*EXERCISE*
Identify every line containing the word "District" and reproduce each one.

*DATA FOR THIS TASK*
....

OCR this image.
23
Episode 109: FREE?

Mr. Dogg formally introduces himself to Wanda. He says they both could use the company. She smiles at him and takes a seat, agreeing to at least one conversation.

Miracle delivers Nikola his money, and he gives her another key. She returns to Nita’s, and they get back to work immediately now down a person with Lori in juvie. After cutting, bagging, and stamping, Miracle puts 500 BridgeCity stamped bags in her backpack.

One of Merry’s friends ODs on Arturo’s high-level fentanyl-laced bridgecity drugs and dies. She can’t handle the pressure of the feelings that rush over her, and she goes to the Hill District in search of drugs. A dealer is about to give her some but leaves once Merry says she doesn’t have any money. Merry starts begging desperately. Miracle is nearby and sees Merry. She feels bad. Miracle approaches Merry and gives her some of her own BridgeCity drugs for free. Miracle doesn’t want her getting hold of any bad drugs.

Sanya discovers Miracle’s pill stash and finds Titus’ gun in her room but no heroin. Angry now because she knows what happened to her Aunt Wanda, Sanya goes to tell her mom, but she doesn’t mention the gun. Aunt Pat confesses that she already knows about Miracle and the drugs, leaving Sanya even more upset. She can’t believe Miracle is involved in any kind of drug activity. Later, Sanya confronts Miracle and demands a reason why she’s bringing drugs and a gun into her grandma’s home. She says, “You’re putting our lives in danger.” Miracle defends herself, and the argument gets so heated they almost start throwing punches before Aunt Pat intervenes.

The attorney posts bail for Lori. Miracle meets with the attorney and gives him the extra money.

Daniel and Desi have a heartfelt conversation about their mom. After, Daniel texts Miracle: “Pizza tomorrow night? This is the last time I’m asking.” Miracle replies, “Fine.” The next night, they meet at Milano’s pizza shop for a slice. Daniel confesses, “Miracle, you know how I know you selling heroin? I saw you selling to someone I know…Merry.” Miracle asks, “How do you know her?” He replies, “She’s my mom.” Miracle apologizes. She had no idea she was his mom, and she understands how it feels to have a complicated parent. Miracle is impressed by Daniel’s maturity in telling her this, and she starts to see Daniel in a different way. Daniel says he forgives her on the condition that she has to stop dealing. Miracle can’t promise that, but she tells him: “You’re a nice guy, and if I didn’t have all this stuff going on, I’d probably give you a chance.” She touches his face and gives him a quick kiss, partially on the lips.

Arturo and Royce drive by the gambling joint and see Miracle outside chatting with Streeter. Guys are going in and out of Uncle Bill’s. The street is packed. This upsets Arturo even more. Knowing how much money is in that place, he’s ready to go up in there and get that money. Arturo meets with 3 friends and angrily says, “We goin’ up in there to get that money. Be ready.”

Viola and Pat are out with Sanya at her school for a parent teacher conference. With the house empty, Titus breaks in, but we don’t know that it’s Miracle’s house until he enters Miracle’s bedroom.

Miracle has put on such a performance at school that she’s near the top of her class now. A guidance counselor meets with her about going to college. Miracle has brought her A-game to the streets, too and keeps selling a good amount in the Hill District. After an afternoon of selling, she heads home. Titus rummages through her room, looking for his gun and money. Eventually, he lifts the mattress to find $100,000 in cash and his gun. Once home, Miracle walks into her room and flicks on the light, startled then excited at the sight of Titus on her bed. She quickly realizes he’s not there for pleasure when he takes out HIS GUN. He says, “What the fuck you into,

....

*RESPONSE FOR THIS EXERCISE*
One of Merry’s friends ODs on Arturo’s high-level fentanyl-laced bridgecity drugs and dies. She can’t handle the pressure of the feelings that rush over her, and she goes to the Hill District in search of drugs. A dealer is about to give her some but leaves once Merry says she doesn’t have any money. Merry starts begging desperately. Miracle is nearby and sees Merry. She feels bad. Miracle approaches Merry and gives her some of her own BridgeCity drugs for free. Miracle doesn’t want her getting hold of any bad drugs.
Miracle has put on such a performance at school that she’s near the top of her class now. A guidance counselor meets with her about going to college. Miracle has brought her A-game to the streets, too and keeps selling a good amount in the Hill District. After an afternoon of selling, she heads home. Titus rummages through her room, looking for his gun and money. Eventually, he lifts the mattress to find $100,000 in cash and his gun. Once home, Miracle walks into her room and flicks on the light, startled then excited at the sight of Titus on her bed. She quickly realizes he’s not there for pleasure when he takes out HIS GUN. He says, “What the fuck you into,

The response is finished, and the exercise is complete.